▸ WHAT IS BEING ASKED:
Copy out every line exactly as given.

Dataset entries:
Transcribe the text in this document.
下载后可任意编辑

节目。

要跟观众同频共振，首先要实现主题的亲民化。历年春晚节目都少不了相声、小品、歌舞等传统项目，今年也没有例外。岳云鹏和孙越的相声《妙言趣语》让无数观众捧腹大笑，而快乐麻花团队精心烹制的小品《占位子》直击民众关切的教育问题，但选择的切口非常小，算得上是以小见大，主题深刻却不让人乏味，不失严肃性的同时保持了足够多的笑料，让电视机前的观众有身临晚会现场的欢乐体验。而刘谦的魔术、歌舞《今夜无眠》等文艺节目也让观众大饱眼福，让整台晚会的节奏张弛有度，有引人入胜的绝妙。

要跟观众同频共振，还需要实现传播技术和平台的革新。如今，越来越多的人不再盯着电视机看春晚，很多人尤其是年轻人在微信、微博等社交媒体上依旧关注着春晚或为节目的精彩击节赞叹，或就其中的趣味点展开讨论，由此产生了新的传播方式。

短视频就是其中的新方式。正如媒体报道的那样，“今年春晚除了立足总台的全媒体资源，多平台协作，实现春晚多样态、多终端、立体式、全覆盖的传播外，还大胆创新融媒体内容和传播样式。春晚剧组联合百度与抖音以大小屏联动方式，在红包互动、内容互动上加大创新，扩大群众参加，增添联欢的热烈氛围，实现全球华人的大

▸ WRITTEN SOLUTION:
Transcribe the text in this document.
下载后可任意编辑

节目。

要跟观众同频共振，首先要实现主题的亲民化。历年春晚节目都少不了相声、小品、歌舞等传统项目，今年也没有例外。岳云鹏和孙越的相声《妙言趣语》让无数观众捧腹大笑，而快乐麻花团队精心烹制的小品《占位子》直击民众关切的教育问题，但选择的切口非常小，算得上是以小见大，主题深刻却不让人乏味，不失严肃性的同时保持了足够多的笑料，让电视机前的观众有身临晚会现场的欢乐体验。而刘谦的魔术、歌舞《今夜无眠》等文艺节目也让观众大饱眼福，让整台晚会的节奏张弛有度，有引人入胜的绝妙。

要跟观众同频共振，还需要实现传播技术和平台的革新。如今，越来越多的人不再盯着电视机看春晚，很多人尤其是年轻人在微信、微博等社交媒体上依旧关注着春晚或为节目的精彩击节赞叹，或就其中的趣味点展开讨论，由此产生了新的传播方式。

短视频就是其中的新方式。正如媒体报道的那样，“今年春晚除了立足总台的全媒体资源，多平台协作，实现春晚多样态、多终端、立体式、全覆盖的传播外，还大胆创新融媒体内容和传播样式。春晚剧组联合百度与抖音以大小屏联动方式，在红包互动、内容互动上加大创新，扩大群众参加，增添联欢的热烈氛围，实现全球华人的大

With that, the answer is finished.